Dataset records
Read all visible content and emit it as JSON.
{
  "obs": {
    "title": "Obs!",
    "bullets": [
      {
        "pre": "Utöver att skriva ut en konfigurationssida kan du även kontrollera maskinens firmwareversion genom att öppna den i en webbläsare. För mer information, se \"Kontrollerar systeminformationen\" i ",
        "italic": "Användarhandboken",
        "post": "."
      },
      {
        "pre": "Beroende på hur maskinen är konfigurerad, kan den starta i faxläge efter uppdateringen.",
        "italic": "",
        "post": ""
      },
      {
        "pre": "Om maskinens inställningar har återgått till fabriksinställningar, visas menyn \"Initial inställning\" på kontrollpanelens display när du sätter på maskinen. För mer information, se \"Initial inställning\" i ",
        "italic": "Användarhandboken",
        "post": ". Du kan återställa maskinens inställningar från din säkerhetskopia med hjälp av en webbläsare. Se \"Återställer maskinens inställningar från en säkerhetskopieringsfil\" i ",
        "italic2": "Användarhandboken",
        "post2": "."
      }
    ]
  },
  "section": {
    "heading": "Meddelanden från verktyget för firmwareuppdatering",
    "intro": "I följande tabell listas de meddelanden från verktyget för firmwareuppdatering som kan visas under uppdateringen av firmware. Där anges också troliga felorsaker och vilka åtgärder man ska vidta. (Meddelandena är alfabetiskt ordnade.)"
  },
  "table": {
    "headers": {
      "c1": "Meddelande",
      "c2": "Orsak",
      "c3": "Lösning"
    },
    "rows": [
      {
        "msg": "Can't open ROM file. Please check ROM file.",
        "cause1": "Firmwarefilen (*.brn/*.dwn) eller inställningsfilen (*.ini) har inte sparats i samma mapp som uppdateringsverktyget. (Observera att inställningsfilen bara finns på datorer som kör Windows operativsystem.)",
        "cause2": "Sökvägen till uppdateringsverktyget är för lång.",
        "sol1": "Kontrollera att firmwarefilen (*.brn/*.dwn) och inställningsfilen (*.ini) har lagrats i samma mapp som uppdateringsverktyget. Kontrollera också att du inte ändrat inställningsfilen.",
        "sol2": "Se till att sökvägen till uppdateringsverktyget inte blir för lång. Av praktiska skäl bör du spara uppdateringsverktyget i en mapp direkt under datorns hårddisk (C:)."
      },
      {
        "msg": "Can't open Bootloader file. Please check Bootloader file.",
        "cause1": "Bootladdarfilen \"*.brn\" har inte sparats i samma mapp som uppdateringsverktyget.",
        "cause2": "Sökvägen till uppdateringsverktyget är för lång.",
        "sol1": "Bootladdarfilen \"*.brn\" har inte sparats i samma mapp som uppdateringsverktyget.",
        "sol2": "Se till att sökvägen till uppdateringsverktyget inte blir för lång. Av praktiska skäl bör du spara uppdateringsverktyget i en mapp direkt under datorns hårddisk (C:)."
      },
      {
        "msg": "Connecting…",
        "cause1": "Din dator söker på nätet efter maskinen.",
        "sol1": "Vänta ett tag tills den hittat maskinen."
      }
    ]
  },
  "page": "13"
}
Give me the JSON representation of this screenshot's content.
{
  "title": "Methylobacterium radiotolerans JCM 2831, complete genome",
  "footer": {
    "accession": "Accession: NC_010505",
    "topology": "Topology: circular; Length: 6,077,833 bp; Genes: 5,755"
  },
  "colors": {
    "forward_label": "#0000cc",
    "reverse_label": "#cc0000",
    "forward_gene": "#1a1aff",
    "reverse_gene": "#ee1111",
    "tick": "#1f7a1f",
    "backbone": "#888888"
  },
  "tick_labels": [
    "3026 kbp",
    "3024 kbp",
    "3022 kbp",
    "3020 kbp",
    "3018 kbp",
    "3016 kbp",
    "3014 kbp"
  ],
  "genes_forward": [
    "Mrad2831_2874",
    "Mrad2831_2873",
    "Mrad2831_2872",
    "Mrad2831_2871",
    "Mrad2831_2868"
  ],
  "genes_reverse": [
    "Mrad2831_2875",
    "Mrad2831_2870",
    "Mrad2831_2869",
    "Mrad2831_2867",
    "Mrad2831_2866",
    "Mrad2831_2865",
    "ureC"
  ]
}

Exercise brief
Reproduce every line above without error.

Solution to this exercise
Read all visible content and emit it as JSON.
{
  "obs": {
    "title": "Obs!",
    "bullets": [
      {
        "pre": "Utöver att skriva ut en konfigurationssida kan du även kontrollera maskinens firmwareversion genom att öppna den i en webbläsare. För mer information, se \"Kontrollerar systeminformationen\" i ",
        "italic": "Användarhandboken",
        "post": "."
      },
      {
        "pre": "Beroende på hur maskinen är konfigurerad, kan den starta i faxläge efter uppdateringen.",
        "italic": "",
        "post": ""
      },
      {
        "pre": "Om maskinens inställningar har återgått till fabriksinställningar, visas menyn \"Initial inställning\" på kontrollpanelens display när du sätter på maskinen. För mer information, se \"Initial inställning\" i ",
        "italic": "Användarhandboken",
        "post": ". Du kan återställa maskinens inställningar från din säkerhetskopia med hjälp av en webbläsare. Se \"Återställer maskinens inställningar från en säkerhetskopieringsfil\" i ",
        "italic2": "Användarhandboken",
        "post2": "."
      }
    ]
  },
  "section": {
    "heading": "Meddelanden från verktyget för firmwareuppdatering",
    "intro": "I följande tabell listas de meddelanden från verktyget för firmwareuppdatering som kan visas under uppdateringen av firmware. Där anges också troliga felorsaker och vilka åtgärder man ska vidta. (Meddelandena är alfabetiskt ordnade.)"
  },
  "table": {
    "headers": {
      "c1": "Meddelande",
      "c2": "Orsak",
      "c3": "Lösning"
    },
    "rows": [
      {
        "msg": "Can't open ROM file. Please check ROM file.",
        "cause1": "Firmwarefilen (*.brn/*.dwn) eller inställningsfilen (*.ini) har inte sparats i samma mapp som uppdateringsverktyget. (Observera att inställningsfilen bara finns på datorer som kör Windows operativsystem.)",
        "cause2": "Sökvägen till uppdateringsverktyget är för lång.",
        "sol1": "Kontrollera att firmwarefilen (*.brn/*.dwn) och inställningsfilen (*.ini) har lagrats i samma mapp som uppdateringsverktyget. Kontrollera också att du inte ändrat inställningsfilen.",
        "sol2": "Se till att sökvägen till uppdateringsverktyget inte blir för lång. Av praktiska skäl bör du spara uppdateringsverktyget i en mapp direkt under datorns hårddisk (C:)."
      },
      {
        "msg": "Can't open Bootloader file. Please check Bootloader file.",
        "cause1": "Bootladdarfilen \"*.brn\" har inte sparats i samma mapp som uppdateringsverktyget.",
        "cause2": "Sökvägen till uppdateringsverktyget är för lång.",
        "sol1": "Bootladdarfilen \"*.brn\" har inte sparats i samma mapp som uppdateringsverktyget.",
        "sol2": "Se till att sökvägen till uppdateringsverktyget inte blir för lång. Av praktiska skäl bör du spara uppdateringsverktyget i en mapp direkt under datorns hårddisk (C:)."
      },
      {
        "msg": "Connecting…",
        "cause1": "Din dator söker på nätet efter maskinen.",
        "sol1": "Vänta ett tag tills den hittat maskinen."
      }
    ]
  },
  "page": "13"
}
Give me the JSON representation of this screenshot's content.
{
  "title": "Methylobacterium radiotolerans JCM 2831, complete genome",
  "footer": {
    "accession": "Accession: NC_010505",
    "topology": "Topology: circular; Length: 6,077,833 bp; Genes: 5,755"
  },
  "colors": {
    "forward_label": "#0000cc",
    "reverse_label": "#cc0000",
    "forward_gene": "#1a1aff",
    "reverse_gene": "#ee1111",
    "tick": "#1f7a1f",
    "backbone": "#888888"
  },
  "tick_labels": [
    "3026 kbp",
    "3024 kbp",
    "3022 kbp",
    "3020 kbp",
    "3018 kbp",
    "3016 kbp",
    "3014 kbp"
  ],
  "genes_forward": [
    "Mrad2831_2874",
    "Mrad2831_2873",
    "Mrad2831_2872",
    "Mrad2831_2871",
    "Mrad2831_2868"
  ],
  "genes_reverse": [
    "Mrad2831_2875",
    "Mrad2831_2870",
    "Mrad2831_2869",
    "Mrad2831_2867",
    "Mrad2831_2866",
    "Mrad2831_2865",
    "ureC"
  ]
}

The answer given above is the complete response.